▶ [Entries taken from a collection]:

#####

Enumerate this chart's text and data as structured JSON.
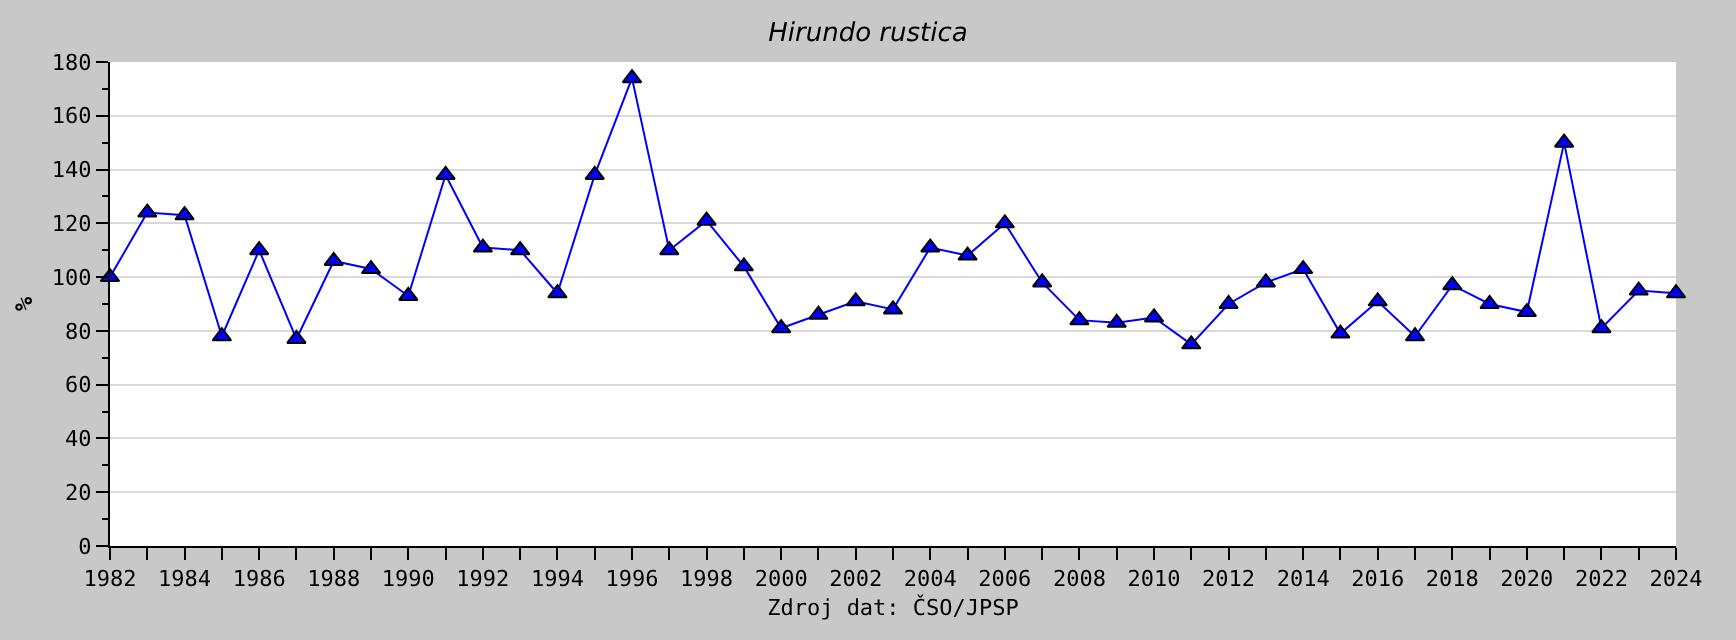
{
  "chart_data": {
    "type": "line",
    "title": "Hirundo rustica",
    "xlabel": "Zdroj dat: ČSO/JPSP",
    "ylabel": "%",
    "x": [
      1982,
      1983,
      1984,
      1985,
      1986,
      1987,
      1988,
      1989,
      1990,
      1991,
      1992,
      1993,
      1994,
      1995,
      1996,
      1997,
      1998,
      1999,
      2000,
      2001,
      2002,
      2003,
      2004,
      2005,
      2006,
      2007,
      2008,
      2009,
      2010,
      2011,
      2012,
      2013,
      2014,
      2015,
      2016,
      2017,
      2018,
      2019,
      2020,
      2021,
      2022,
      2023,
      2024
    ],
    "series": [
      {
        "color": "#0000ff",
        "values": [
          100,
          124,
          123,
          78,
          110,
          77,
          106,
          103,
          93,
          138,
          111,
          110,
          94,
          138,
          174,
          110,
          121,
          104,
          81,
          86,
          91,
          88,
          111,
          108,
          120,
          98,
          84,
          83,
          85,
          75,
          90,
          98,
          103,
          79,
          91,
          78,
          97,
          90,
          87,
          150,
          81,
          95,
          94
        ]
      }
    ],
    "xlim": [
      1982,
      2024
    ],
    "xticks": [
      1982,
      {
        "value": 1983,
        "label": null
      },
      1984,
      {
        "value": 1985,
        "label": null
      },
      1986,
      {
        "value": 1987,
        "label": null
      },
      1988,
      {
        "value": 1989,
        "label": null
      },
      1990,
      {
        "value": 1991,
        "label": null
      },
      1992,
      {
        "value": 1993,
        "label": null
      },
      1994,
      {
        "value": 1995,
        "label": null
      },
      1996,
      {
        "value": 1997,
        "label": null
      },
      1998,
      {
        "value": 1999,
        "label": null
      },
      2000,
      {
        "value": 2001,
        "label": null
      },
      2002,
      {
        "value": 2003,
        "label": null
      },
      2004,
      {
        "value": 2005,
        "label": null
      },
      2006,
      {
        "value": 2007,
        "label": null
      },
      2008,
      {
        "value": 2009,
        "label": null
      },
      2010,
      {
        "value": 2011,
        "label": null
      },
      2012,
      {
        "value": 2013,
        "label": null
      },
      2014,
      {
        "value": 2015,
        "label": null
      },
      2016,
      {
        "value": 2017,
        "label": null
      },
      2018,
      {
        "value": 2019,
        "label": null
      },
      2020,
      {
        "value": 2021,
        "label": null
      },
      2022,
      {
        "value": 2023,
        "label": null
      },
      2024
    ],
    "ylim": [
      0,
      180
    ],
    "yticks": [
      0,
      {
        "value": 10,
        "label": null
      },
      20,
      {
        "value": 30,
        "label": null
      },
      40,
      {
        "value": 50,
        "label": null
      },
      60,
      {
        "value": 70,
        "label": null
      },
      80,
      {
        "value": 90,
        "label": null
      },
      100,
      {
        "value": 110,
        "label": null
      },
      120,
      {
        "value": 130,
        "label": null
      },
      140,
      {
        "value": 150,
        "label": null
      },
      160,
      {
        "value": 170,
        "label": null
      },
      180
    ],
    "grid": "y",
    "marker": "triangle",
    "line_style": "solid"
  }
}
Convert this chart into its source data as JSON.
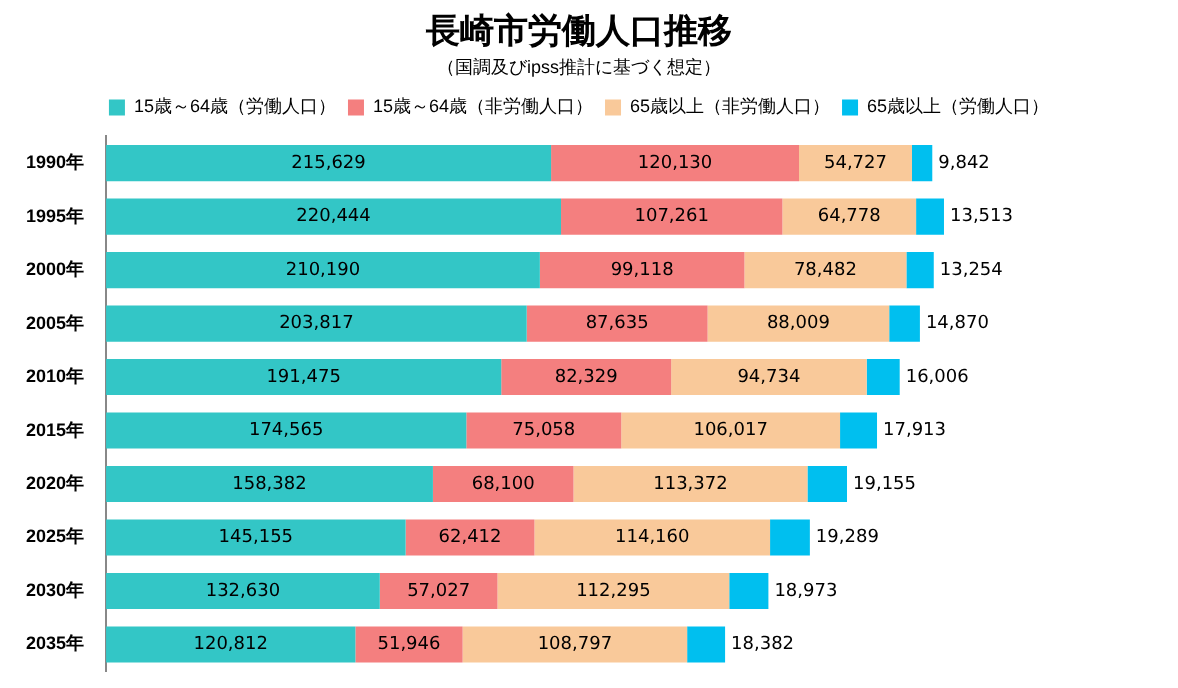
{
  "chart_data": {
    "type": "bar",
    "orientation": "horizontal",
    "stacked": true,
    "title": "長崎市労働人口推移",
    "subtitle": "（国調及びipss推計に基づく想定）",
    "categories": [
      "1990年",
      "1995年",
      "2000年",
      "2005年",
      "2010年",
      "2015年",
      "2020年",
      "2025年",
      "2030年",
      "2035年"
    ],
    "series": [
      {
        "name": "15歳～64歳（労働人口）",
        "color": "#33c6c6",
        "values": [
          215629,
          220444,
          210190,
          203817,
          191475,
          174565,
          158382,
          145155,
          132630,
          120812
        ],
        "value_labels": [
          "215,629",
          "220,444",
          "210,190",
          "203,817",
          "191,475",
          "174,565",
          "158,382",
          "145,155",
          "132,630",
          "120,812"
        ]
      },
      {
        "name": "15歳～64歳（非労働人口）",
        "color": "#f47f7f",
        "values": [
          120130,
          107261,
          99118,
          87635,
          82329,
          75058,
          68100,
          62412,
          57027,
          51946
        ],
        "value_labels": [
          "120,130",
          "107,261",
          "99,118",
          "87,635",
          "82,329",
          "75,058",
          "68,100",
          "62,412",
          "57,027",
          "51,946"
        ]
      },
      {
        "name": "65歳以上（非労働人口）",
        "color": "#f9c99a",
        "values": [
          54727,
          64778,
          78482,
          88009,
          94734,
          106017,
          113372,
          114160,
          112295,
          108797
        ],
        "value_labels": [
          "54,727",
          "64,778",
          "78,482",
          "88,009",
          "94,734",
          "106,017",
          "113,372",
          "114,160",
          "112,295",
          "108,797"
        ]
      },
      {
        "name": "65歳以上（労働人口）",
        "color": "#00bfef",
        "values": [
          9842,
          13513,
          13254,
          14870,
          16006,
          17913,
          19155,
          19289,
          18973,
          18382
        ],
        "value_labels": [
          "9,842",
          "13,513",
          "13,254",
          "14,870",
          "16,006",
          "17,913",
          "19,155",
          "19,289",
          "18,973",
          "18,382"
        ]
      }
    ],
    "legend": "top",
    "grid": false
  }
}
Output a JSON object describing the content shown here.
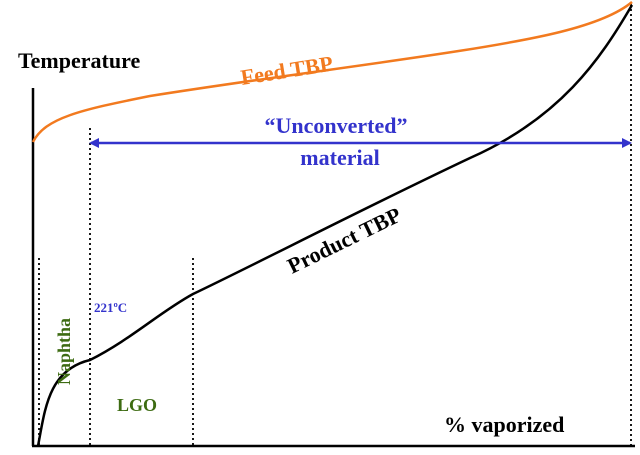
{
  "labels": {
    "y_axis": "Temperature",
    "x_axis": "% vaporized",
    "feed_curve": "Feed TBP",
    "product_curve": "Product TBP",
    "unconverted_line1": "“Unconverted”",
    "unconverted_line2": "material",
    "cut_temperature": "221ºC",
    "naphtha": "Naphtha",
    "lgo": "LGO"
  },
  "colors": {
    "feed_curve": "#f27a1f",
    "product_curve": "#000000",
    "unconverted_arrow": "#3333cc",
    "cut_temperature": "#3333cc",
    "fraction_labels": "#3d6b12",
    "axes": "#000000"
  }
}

#####

Transcribe every record above exactly, leaving out the pictures.

▶ [TASK RESULT]:
Enumerate this chart's text and data as structured JSON.
{
  "chart_data": {
    "type": "line",
    "title": "Hirundo rustica",
    "xlabel": "Zdroj dat: ČSO/JPSP",
    "ylabel": "%",
    "x": [
      1982,
      1983,
      1984,
      1985,
      1986,
      1987,
      1988,
      1989,
      1990,
      1991,
      1992,
      1993,
      1994,
      1995,
      1996,
      1997,
      1998,
      1999,
      2000,
      2001,
      2002,
      2003,
      2004,
      2005,
      2006,
      2007,
      2008,
      2009,
      2010,
      2011,
      2012,
      2013,
      2014,
      2015,
      2016,
      2017,
      2018,
      2019,
      2020,
      2021,
      2022,
      2023,
      2024
    ],
    "series": [
      {
        "color": "#0000ff",
        "values": [
          100,
          124,
          123,
          78,
          110,
          77,
          106,
          103,
          93,
          138,
          111,
          110,
          94,
          138,
          174,
          110,
          121,
          104,
          81,
          86,
          91,
          88,
          111,
          108,
          120,
          98,
          84,
          83,
          85,
          75,
          90,
          98,
          103,
          79,
          91,
          78,
          97,
          90,
          87,
          150,
          81,
          95,
          94
        ]
      }
    ],
    "xlim": [
      1982,
      2024
    ],
    "xticks": [
      1982,
      {
        "value": 1983,
        "label": null
      },
      1984,
      {
        "value": 1985,
        "label": null
      },
      1986,
      {
        "value": 1987,
        "label": null
      },
      1988,
      {
        "value": 1989,
        "label": null
      },
      1990,
      {
        "value": 1991,
        "label": null
      },
      1992,
      {
        "value": 1993,
        "label": null
      },
      1994,
      {
        "value": 1995,
        "label": null
      },
      1996,
      {
        "value": 1997,
        "label": null
      },
      1998,
      {
        "value": 1999,
        "label": null
      },
      2000,
      {
        "value": 2001,
        "label": null
      },
      2002,
      {
        "value": 2003,
        "label": null
      },
      2004,
      {
        "value": 2005,
        "label": null
      },
      2006,
      {
        "value": 2007,
        "label": null
      },
      2008,
      {
        "value": 2009,
        "label": null
      },
      2010,
      {
        "value": 2011,
        "label": null
      },
      2012,
      {
        "value": 2013,
        "label": null
      },
      2014,
      {
        "value": 2015,
        "label": null
      },
      2016,
      {
        "value": 2017,
        "label": null
      },
      2018,
      {
        "value": 2019,
        "label": null
      },
      2020,
      {
        "value": 2021,
        "label": null
      },
      2022,
      {
        "value": 2023,
        "label": null
      },
      2024
    ],
    "ylim": [
      0,
      180
    ],
    "yticks": [
      0,
      {
        "value": 10,
        "label": null
      },
      20,
      {
        "value": 30,
        "label": null
      },
      40,
      {
        "value": 50,
        "label": null
      },
      60,
      {
        "value": 70,
        "label": null
      },
      80,
      {
        "value": 90,
        "label": null
      },
      100,
      {
        "value": 110,
        "label": null
      },
      120,
      {
        "value": 130,
        "label": null
      },
      140,
      {
        "value": 150,
        "label": null
      },
      160,
      {
        "value": 170,
        "label": null
      },
      180
    ],
    "grid": "y",
    "marker": "triangle",
    "line_style": "solid"
  }
}
Convert this chart into its source data as JSON.
{
  "chart_data": {
    "type": "bar",
    "orientation": "horizontal",
    "stacked": true,
    "title": "長崎市労働人口推移",
    "subtitle": "（国調及びipss推計に基づく想定）",
    "categories": [
      "1990年",
      "1995年",
      "2000年",
      "2005年",
      "2010年",
      "2015年",
      "2020年",
      "2025年",
      "2030年",
      "2035年"
    ],
    "series": [
      {
        "name": "15歳～64歳（労働人口）",
        "color": "#33c6c6",
        "values": [
          215629,
          220444,
          210190,
          203817,
          191475,
          174565,
          158382,
          145155,
          132630,
          120812
        ],
        "value_labels": [
          "215,629",
          "220,444",
          "210,190",
          "203,817",
          "191,475",
          "174,565",
          "158,382",
          "145,155",
          "132,630",
          "120,812"
        ]
      },
      {
        "name": "15歳～64歳（非労働人口）",
        "color": "#f47f7f",
        "values": [
          120130,
          107261,
          99118,
          87635,
          82329,
          75058,
          68100,
          62412,
          57027,
          51946
        ],
        "value_labels": [
          "120,130",
          "107,261",
          "99,118",
          "87,635",
          "82,329",
          "75,058",
          "68,100",
          "62,412",
          "57,027",
          "51,946"
        ]
      },
      {
        "name": "65歳以上（非労働人口）",
        "color": "#f9c99a",
        "values": [
          54727,
          64778,
          78482,
          88009,
          94734,
          106017,
          113372,
          114160,
          112295,
          108797
        ],
        "value_labels": [
          "54,727",
          "64,778",
          "78,482",
          "88,009",
          "94,734",
          "106,017",
          "113,372",
          "114,160",
          "112,295",
          "108,797"
        ]
      },
      {
        "name": "65歳以上（労働人口）",
        "color": "#00bfef",
        "values": [
          9842,
          13513,
          13254,
          14870,
          16006,
          17913,
          19155,
          19289,
          18973,
          18382
        ],
        "value_labels": [
          "9,842",
          "13,513",
          "13,254",
          "14,870",
          "16,006",
          "17,913",
          "19,155",
          "19,289",
          "18,973",
          "18,382"
        ]
      }
    ],
    "legend": "top",
    "grid": false
  }
}
Output a JSON object describing the content shown here.
{
  "labels": {
    "y_axis": "Temperature",
    "x_axis": "% vaporized",
    "feed_curve": "Feed TBP",
    "product_curve": "Product TBP",
    "unconverted_line1": "“Unconverted”",
    "unconverted_line2": "material",
    "cut_temperature": "221ºC",
    "naphtha": "Naphtha",
    "lgo": "LGO"
  },
  "colors": {
    "feed_curve": "#f27a1f",
    "product_curve": "#000000",
    "unconverted_arrow": "#3333cc",
    "cut_temperature": "#3333cc",
    "fraction_labels": "#3d6b12",
    "axes": "#000000"
  }
}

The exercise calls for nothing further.